- _EXERCISE TASK_
Count the lines in the records below that contain the word "Rist", and reply with only that number.

[Collection entries]

<<<<

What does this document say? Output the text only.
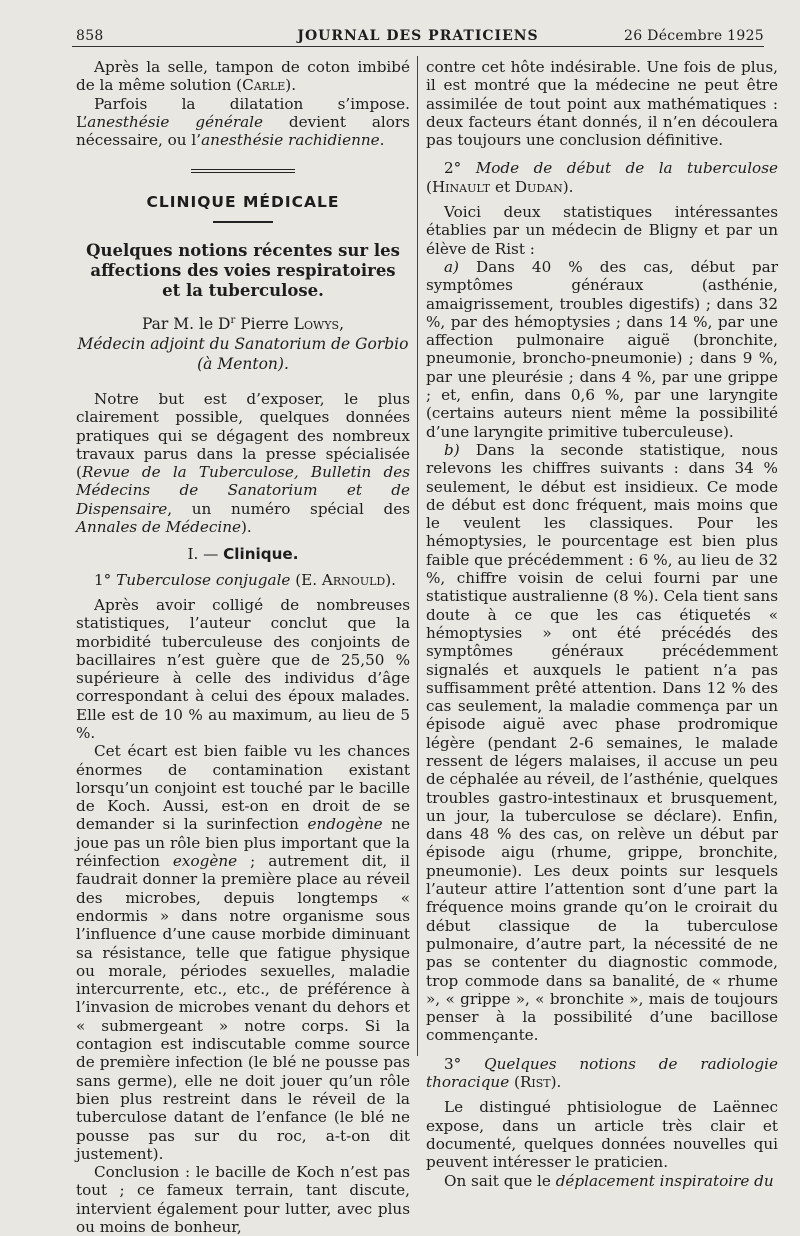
858	JOURNAL DES PRATICIENS	26 Décembre 1925

Après la selle, tampon de coton imbibé de la même solution (Carle).

Parfois la dilatation s’impose. L’anesthésie générale devient alors nécessaire, ou l’anesthésie rachidienne.

CLINIQUE MÉDICALE
Quelques notions récentes sur les affections des voies respiratoires et la tuberculose.
Par M. le $D^r$ Pierre Lowys,
Médecin adjoint du Sanatorium de Gorbio
(à Menton).

Notre but est d’exposer, le plus clairement possible, quelques données pratiques qui se dégagent des nombreux travaux parus dans la presse spécialisée (Revue de la Tuberculose, Bulletin des Médecins de Sanatorium et de Dispensaire, un numéro spécial des Annales de Médecine).

I. — Clinique.

1° Tuberculose conjugale (E. Arnould).

Après avoir colligé de nombreuses statistiques, l’auteur conclut que la morbidité tuberculeuse des conjoints de bacillaires n’est guère que de 25,50 % supérieure à celle des individus d’âge correspondant à celui des époux malades. Elle est de 10 % au maximum, au lieu de 5 %.

Cet écart est bien faible vu les chances énormes de contamination existant lorsqu’un conjoint est touché par le bacille de Koch. Aussi, est-on en droit de se demander si la surinfection endogène ne joue pas un rôle bien plus important que la réinfection exogène ; autrement dit, il faudrait donner la première place au réveil des microbes, depuis longtemps « endormis » dans notre organisme sous l’influence d’une cause morbide diminuant sa résistance, telle que fatigue physique ou morale, périodes sexuelles, maladie intercurrente, etc., etc., de préférence à l’invasion de microbes venant du dehors et « submergeant » notre corps. Si la contagion est indiscutable comme source de première infection (le blé ne pousse pas sans germe), elle ne doit jouer qu’un rôle bien plus restreint dans le réveil de la tuberculose datant de l’enfance (le blé ne pousse pas sur du roc, a-t-on dit justement).

Conclusion : le bacille de Koch n’est pas tout ; ce fameux terrain, tant discute, intervient également pour lutter, avec plus ou moins de bonheur,

contre cet hôte indésirable. Une fois de plus, il est montré que la médecine ne peut être assimilée de tout point aux mathématiques : deux facteurs étant donnés, il n’en découlera pas toujours une conclusion définitive.

2° Mode de début de la tuberculose (Hinault et Dudan).

Voici deux statistiques intéressantes établies par un médecin de Bligny et par un élève de Rist :

a) Dans 40 % des cas, début par symptômes généraux (asthénie, amaigrissement, troubles digestifs) ; dans 32 %, par des hémoptysies ; dans 14 %, par une affection pulmonaire aiguë (bronchite, pneumonie, broncho-pneumonie) ; dans 9 %, par une pleurésie ; dans 4 %, par une grippe ; et, enfin, dans 0,6 %, par une laryngite (certains auteurs nient même la possibilité d’une laryngite primitive tuberculeuse).

b) Dans la seconde statistique, nous relevons les chiffres suivants : dans 34 % seulement, le début est insidieux. Ce mode de début est donc fréquent, mais moins que le veulent les classiques. Pour les hémoptysies, le pourcentage est bien plus faible que précédemment : 6 %, au lieu de 32 %, chiffre voisin de celui fourni par une statistique australienne (8 %). Cela tient sans doute à ce que les cas étiquetés « hémoptysies » ont été précédés des symptômes généraux précédemment signalés et auxquels le patient n’a pas suffisamment prêté attention. Dans 12 % des cas seulement, la maladie commença par un épisode aiguë avec phase prodromique légère (pendant 2-6 semaines, le malade ressent de légers malaises, il accuse un peu de céphalée au réveil, de l’asthénie, quelques troubles gastro-intestinaux et brusquement, un jour, la tuberculose se déclare). Enfin, dans 48 % des cas, on relève un début par épisode aigu (rhume, grippe, bronchite, pneumonie). Les deux points sur lesquels l’auteur attire l’attention sont d’une part la fréquence moins grande qu’on le croirait du début classique de la tuberculose pulmonaire, d’autre part, la nécessité de ne pas se contenter du diagnostic commode, trop commode dans sa banalité, de « rhume », « grippe », « bronchite », mais de toujours penser à la possibilité d’une bacillose commençante.

3° Quelques notions de radiologie thoracique (Rist).

Le distingué phtisiologue de Laënnec expose, dans un article très clair et documenté, quelques données nouvelles qui peuvent intéresser le praticien.

On sait que le déplacement inspiratoire du
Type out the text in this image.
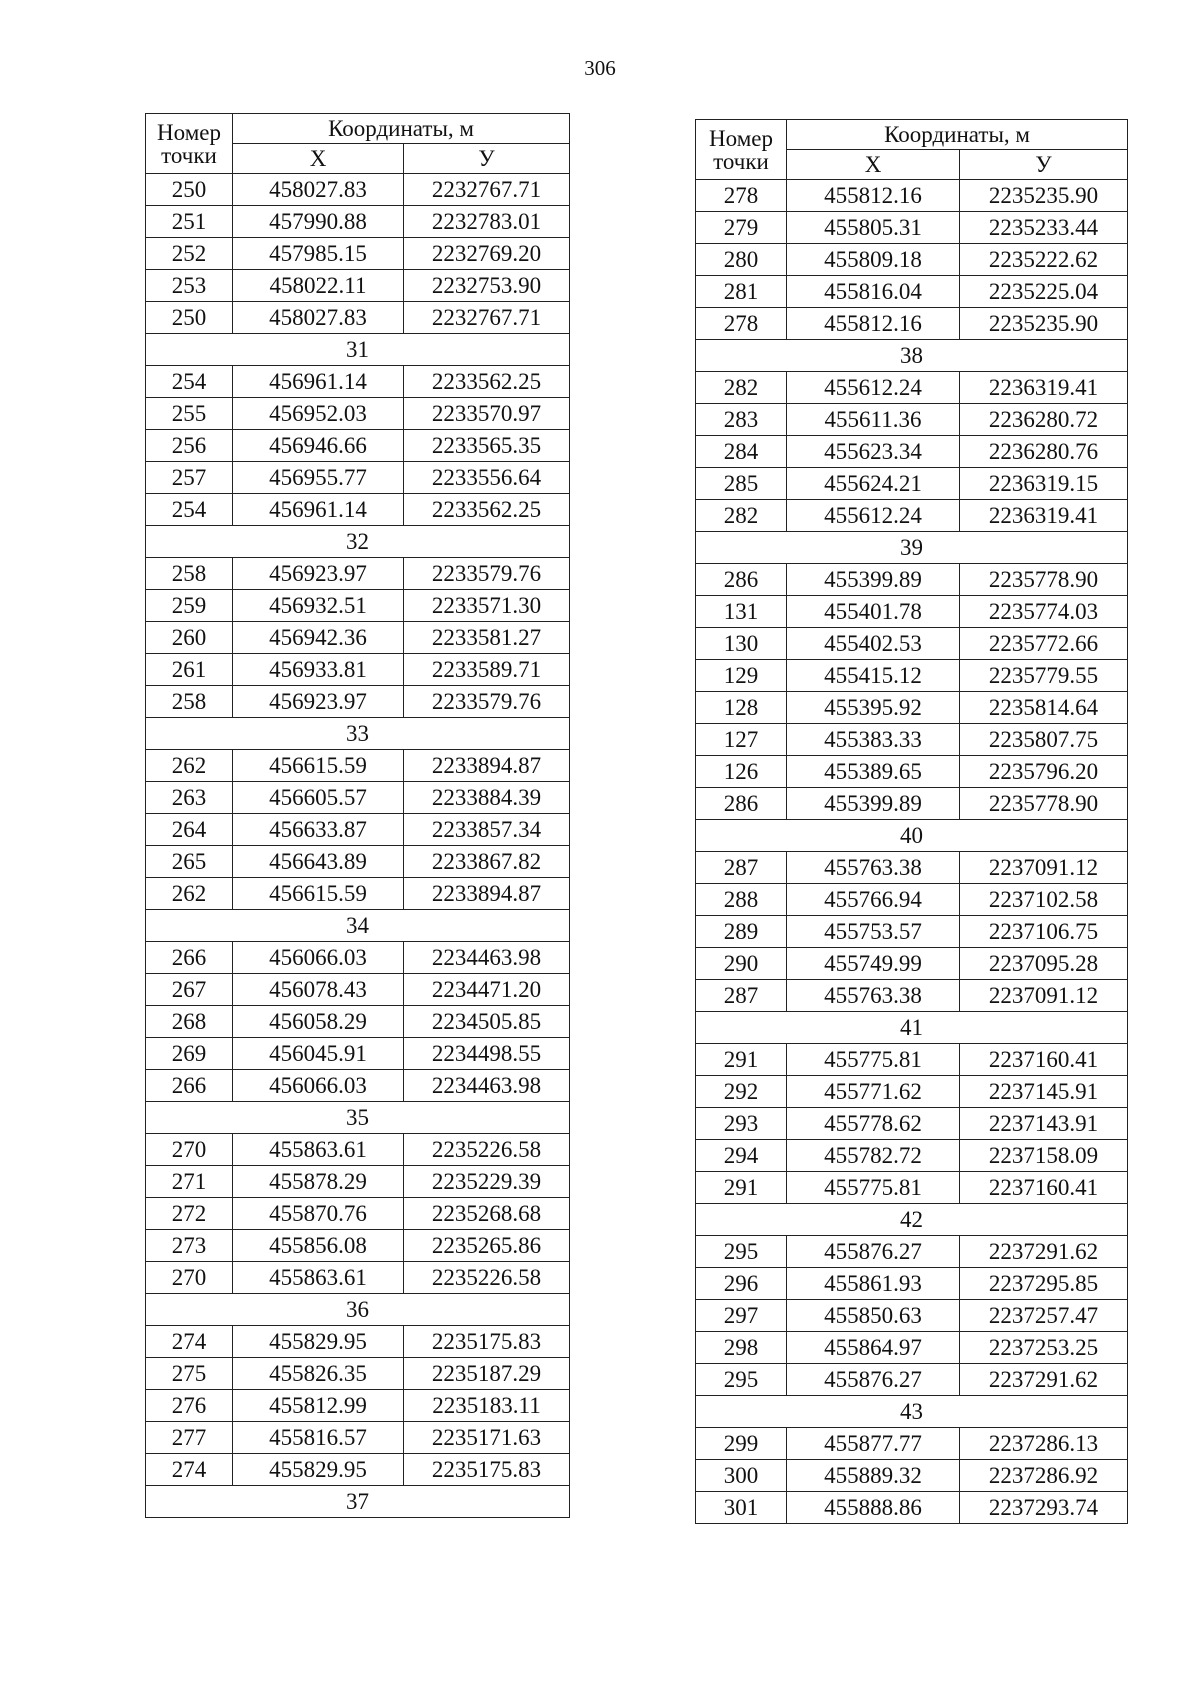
306
Номер
точки	Координаты, м	
	Х	У
250	458027.83	2232767.71
251	457990.88	2232783.01
252	457985.15	2232769.20
253	458022.11	2232753.90
250	458027.83	2232767.71
31		
254	456961.14	2233562.25
255	456952.03	2233570.97
256	456946.66	2233565.35
257	456955.77	2233556.64
254	456961.14	2233562.25
32		
258	456923.97	2233579.76
259	456932.51	2233571.30
260	456942.36	2233581.27
261	456933.81	2233589.71
258	456923.97	2233579.76
33		
262	456615.59	2233894.87
263	456605.57	2233884.39
264	456633.87	2233857.34
265	456643.89	2233867.82
262	456615.59	2233894.87
34		
266	456066.03	2234463.98
267	456078.43	2234471.20
268	456058.29	2234505.85
269	456045.91	2234498.55
266	456066.03	2234463.98
35		
270	455863.61	2235226.58
271	455878.29	2235229.39
272	455870.76	2235268.68
273	455856.08	2235265.86
270	455863.61	2235226.58
36		
274	455829.95	2235175.83
275	455826.35	2235187.29
276	455812.99	2235183.11
277	455816.57	2235171.63
274	455829.95	2235175.83
37		
Номер
точки	Координаты, м	
	Х	У
278	455812.16	2235235.90
279	455805.31	2235233.44
280	455809.18	2235222.62
281	455816.04	2235225.04
278	455812.16	2235235.90
38		
282	455612.24	2236319.41
283	455611.36	2236280.72
284	455623.34	2236280.76
285	455624.21	2236319.15
282	455612.24	2236319.41
39		
286	455399.89	2235778.90
131	455401.78	2235774.03
130	455402.53	2235772.66
129	455415.12	2235779.55
128	455395.92	2235814.64
127	455383.33	2235807.75
126	455389.65	2235796.20
286	455399.89	2235778.90
40		
287	455763.38	2237091.12
288	455766.94	2237102.58
289	455753.57	2237106.75
290	455749.99	2237095.28
287	455763.38	2237091.12
41		
291	455775.81	2237160.41
292	455771.62	2237145.91
293	455778.62	2237143.91
294	455782.72	2237158.09
291	455775.81	2237160.41
42		
295	455876.27	2237291.62
296	455861.93	2237295.85
297	455850.63	2237257.47
298	455864.97	2237253.25
295	455876.27	2237291.62
43		
299	455877.77	2237286.13
300	455889.32	2237286.92
301	455888.86	2237293.74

>>>>

- _TASK RESULT_
2